### Written request
Carry on the piece about England's tough World Cup group from the point where it stops.

### Page text
──────────

There are groups which, because of their draw, will provide a renown team a quick, potentially unfair (in light of the other groups) exit; a death, if you will. On Wednesday, we saw it with Spain, and now we’ve seen it with England, a team that has the quality to get out of five other groups. Two ex-champions, among the world’s most popular teams, are probably going home before the knockout round, given a premature departure because of the depth of their groups.

Instead of acknowledging a single Group of Death, maybe we need to be more liberal with the label. With Chile, the Netherlands, and Spain, Group B was a Group of Death, ending the reign of one of international soccer’s most dominant teams. And Group D, featuring three teams that have final eight quality, will likely send England home before the tournament’s first cut.

As much as England’s tournament is about its shortcomings, it’s also about an extremely tough draw.

source: AP
England’s Wayne Rooney scored his first World Cup goal, but for the second straight match, he and his team fell, 2-1. (AP Photo/Kirsty Wigglesworth)

──────────

### Record list

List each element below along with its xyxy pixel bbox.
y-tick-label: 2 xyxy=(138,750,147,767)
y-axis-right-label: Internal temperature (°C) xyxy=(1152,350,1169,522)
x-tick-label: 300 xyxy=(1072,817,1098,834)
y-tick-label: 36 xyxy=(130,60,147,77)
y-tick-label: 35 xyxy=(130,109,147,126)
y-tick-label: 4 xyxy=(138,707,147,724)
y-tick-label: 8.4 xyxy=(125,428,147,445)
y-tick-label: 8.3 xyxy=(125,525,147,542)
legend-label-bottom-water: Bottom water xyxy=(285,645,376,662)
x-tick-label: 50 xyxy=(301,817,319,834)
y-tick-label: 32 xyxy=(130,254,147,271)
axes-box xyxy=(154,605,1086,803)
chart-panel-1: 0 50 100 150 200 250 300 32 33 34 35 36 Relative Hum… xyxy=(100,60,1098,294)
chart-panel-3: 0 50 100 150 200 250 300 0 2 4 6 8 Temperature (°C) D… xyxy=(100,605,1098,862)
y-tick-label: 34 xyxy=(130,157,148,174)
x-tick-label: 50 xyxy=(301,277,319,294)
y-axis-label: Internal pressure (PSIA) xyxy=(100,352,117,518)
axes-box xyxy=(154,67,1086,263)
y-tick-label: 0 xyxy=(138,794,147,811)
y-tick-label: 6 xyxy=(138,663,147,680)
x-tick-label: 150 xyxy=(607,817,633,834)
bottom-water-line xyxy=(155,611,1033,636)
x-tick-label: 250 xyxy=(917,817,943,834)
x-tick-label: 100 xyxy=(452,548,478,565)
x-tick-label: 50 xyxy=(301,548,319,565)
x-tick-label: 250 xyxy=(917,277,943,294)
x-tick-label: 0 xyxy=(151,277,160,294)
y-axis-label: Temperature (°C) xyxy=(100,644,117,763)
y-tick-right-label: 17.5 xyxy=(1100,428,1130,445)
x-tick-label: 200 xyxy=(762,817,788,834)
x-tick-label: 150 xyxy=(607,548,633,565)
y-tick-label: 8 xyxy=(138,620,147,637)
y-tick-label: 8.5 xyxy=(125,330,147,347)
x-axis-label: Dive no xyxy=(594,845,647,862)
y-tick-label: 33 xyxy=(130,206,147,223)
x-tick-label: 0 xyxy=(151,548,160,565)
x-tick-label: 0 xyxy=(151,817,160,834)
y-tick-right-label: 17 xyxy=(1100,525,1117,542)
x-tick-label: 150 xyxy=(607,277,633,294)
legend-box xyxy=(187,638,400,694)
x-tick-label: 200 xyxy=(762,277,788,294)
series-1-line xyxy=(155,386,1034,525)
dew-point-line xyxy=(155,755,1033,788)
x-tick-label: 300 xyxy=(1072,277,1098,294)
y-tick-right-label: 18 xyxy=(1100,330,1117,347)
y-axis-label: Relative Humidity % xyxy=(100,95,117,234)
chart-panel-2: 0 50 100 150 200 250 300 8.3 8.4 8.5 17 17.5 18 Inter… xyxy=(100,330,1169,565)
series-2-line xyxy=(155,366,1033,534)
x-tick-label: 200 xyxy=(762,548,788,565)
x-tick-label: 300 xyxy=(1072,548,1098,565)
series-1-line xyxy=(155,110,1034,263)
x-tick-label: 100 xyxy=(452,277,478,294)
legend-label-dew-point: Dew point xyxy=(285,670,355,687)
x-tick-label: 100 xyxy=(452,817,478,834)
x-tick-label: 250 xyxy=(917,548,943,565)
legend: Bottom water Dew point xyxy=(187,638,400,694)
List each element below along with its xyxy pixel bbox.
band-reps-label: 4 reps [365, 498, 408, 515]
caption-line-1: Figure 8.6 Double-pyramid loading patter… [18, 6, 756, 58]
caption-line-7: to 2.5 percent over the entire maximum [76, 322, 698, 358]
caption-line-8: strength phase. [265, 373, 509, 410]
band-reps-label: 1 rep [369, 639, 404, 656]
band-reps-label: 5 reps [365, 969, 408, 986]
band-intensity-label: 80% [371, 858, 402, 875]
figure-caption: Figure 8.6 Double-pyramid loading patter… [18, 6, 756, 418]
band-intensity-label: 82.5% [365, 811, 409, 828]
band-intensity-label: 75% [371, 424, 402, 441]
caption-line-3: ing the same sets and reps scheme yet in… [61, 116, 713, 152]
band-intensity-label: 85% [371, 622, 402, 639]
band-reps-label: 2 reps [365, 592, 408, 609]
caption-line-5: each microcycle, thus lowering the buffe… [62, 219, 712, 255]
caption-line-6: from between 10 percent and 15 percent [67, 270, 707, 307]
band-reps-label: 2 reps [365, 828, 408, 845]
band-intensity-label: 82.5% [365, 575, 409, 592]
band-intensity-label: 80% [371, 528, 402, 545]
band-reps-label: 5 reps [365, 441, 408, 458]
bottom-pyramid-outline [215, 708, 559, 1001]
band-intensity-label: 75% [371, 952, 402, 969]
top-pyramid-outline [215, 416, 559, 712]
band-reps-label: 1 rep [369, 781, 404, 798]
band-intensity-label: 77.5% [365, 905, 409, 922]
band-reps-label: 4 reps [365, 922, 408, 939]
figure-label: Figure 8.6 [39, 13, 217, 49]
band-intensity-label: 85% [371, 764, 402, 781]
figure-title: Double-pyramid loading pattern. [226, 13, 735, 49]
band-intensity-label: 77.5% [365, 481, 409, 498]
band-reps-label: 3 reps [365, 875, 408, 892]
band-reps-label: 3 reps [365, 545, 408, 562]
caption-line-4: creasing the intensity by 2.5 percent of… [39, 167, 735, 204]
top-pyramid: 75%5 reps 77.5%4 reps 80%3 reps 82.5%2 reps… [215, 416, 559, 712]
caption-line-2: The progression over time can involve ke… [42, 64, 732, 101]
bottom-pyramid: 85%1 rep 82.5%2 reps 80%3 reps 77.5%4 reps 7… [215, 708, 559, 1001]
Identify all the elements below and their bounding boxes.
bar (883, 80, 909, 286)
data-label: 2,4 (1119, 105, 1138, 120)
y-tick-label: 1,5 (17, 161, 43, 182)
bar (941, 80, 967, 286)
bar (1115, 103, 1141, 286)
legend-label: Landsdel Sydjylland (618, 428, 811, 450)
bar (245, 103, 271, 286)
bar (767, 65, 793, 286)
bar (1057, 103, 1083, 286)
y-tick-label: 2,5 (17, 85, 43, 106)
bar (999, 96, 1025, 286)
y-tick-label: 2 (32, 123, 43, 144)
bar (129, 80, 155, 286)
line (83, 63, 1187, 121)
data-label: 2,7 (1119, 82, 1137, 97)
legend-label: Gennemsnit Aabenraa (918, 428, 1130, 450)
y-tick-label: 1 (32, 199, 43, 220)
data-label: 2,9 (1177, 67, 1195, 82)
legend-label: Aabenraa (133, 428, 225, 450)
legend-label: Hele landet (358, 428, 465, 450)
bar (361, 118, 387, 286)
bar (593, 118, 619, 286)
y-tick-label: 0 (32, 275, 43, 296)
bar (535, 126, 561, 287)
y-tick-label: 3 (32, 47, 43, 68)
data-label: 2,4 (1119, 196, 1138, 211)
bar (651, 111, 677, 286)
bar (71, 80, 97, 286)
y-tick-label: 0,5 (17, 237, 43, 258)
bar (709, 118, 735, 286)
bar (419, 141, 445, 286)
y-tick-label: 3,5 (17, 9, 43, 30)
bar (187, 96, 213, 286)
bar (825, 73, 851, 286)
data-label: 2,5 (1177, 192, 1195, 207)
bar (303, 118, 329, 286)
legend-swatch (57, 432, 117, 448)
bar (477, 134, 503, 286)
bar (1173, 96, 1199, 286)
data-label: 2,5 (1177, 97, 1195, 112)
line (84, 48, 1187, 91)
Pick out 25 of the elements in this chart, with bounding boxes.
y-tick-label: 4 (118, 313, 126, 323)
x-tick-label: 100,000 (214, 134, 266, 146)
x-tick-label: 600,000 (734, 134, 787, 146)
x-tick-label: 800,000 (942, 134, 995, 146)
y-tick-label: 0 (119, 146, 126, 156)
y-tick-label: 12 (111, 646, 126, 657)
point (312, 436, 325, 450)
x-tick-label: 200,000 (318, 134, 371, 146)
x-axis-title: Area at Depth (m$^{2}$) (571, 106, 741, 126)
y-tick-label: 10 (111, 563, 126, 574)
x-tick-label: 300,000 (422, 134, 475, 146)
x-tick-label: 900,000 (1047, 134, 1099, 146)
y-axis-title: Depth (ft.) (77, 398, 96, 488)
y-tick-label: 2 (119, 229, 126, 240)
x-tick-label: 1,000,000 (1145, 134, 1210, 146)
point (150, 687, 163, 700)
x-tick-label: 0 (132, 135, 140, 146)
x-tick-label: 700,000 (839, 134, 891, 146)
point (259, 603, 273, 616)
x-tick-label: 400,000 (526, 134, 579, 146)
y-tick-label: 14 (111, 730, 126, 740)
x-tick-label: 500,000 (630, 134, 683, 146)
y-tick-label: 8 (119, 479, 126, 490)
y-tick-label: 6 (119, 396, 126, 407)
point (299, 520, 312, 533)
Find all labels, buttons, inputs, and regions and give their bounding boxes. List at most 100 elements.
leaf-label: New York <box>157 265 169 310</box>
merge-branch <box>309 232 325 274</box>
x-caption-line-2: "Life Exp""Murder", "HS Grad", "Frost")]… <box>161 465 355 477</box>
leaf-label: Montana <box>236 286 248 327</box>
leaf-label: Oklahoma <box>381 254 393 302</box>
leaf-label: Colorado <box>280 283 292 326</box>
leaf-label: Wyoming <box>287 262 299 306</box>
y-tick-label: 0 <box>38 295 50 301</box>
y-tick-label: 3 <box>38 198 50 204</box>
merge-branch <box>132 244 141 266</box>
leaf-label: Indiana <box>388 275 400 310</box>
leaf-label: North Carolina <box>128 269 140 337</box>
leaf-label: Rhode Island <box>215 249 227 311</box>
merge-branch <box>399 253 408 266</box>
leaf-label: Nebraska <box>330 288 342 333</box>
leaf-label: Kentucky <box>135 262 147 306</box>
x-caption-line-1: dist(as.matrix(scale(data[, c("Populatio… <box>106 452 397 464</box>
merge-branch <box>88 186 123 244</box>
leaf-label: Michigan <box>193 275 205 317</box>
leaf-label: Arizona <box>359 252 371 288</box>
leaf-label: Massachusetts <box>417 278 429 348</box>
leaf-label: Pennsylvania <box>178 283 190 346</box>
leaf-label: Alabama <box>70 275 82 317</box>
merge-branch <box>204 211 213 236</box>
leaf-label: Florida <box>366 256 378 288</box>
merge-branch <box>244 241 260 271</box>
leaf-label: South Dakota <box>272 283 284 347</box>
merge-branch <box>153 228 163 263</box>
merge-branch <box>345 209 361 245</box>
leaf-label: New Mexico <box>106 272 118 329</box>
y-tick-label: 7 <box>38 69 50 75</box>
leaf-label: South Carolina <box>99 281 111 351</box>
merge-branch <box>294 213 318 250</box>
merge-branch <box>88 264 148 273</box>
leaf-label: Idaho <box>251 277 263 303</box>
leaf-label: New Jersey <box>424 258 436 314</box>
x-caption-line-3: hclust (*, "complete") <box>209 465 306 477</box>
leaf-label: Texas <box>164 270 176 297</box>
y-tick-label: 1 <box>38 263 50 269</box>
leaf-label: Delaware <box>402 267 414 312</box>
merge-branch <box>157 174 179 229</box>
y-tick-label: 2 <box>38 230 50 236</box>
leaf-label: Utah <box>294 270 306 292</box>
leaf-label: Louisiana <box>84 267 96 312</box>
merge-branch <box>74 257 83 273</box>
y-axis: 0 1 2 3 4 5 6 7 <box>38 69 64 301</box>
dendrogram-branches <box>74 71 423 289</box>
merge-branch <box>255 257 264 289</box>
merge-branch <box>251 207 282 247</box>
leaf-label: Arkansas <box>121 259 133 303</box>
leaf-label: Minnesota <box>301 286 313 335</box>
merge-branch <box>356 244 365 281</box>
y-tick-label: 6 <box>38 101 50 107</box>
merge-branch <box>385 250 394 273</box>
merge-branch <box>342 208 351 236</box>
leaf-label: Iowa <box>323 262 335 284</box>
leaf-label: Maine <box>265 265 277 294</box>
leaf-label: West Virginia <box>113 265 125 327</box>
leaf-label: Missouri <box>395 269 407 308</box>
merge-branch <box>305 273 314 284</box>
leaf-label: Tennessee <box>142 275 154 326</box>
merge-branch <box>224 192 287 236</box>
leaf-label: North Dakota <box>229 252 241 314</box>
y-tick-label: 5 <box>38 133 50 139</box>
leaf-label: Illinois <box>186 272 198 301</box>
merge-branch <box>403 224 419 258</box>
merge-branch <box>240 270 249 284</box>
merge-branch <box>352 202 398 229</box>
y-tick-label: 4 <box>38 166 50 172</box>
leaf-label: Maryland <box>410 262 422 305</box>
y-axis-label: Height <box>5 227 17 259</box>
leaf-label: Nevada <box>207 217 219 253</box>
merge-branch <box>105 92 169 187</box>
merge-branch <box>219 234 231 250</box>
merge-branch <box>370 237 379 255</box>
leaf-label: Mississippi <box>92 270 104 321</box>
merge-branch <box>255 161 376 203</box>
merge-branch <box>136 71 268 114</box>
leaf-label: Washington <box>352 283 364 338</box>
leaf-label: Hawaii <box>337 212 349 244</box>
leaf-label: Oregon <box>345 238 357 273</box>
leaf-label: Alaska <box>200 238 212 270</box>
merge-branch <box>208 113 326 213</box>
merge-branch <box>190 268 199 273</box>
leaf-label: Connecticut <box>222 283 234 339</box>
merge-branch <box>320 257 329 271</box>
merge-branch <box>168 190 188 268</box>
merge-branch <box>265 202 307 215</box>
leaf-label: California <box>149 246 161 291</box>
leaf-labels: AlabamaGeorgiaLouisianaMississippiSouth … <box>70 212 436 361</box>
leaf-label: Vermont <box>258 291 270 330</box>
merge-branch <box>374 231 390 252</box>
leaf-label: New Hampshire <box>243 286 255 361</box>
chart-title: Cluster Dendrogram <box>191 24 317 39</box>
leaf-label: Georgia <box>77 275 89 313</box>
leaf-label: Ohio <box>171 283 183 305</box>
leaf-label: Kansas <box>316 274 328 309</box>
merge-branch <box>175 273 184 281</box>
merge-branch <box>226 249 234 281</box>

──────────

### Exercise output
2. … so let’s not be too brazen about England’s failings – What have we learned over the Three Lions’ 180 minutes in Brazil? That they’re not as good as Italy? We already suspected that. Italy showed its quality at Euro 2012. To the extent England can compete against Italy, it’s more about matchups (fast attackers against a slow defense) than the overall quality of the squads.

Did we learn that England’s not as good as Uruguay? Before the tournament started, that was less certain, but La Celeste are reigning South American champions. They also made the semifinals on at South Africa 2010, a depth England hasn’t reached in 24 years. If England’s not up to Uruguay’s standard, it’s certainly nothing to worry about.

Alas, England fans will worry, and it’s hard to blame them. The final result just wasn’t good enough, but when you consider the strength of the Three Lions’ group and the stage this team’s at in its development, the result’s nothing to worry about.

Not only was England competitive against good squads, but better days are ahead for a still maturing core.

3. Can’t say enough about Suárez – Rightfully, people are criticizing the English defense. When a team gives up four goals in two games, some post-mortem is required. Maybe Hodgson should have brought John Terry out of retirement, picked Ashley Cole, and sided with cohesion by playing a mostly Chelsea back line?

To the extent England’s defense failed, it was in moments, not spans. Perhaps the familiarity of three Chelsea players would have solved the problem (even though it didn’t seem to help Phil Jagielka and Leighton Baines).

There is, however, another way to look at what happened. After all Uruguay only got two shots on target. Italy, for that matter only had four. It’s not like the Three Lions were giving up a slew of chances. Their failings were isolated, made more dangerous by striking talent few teams have in their squads.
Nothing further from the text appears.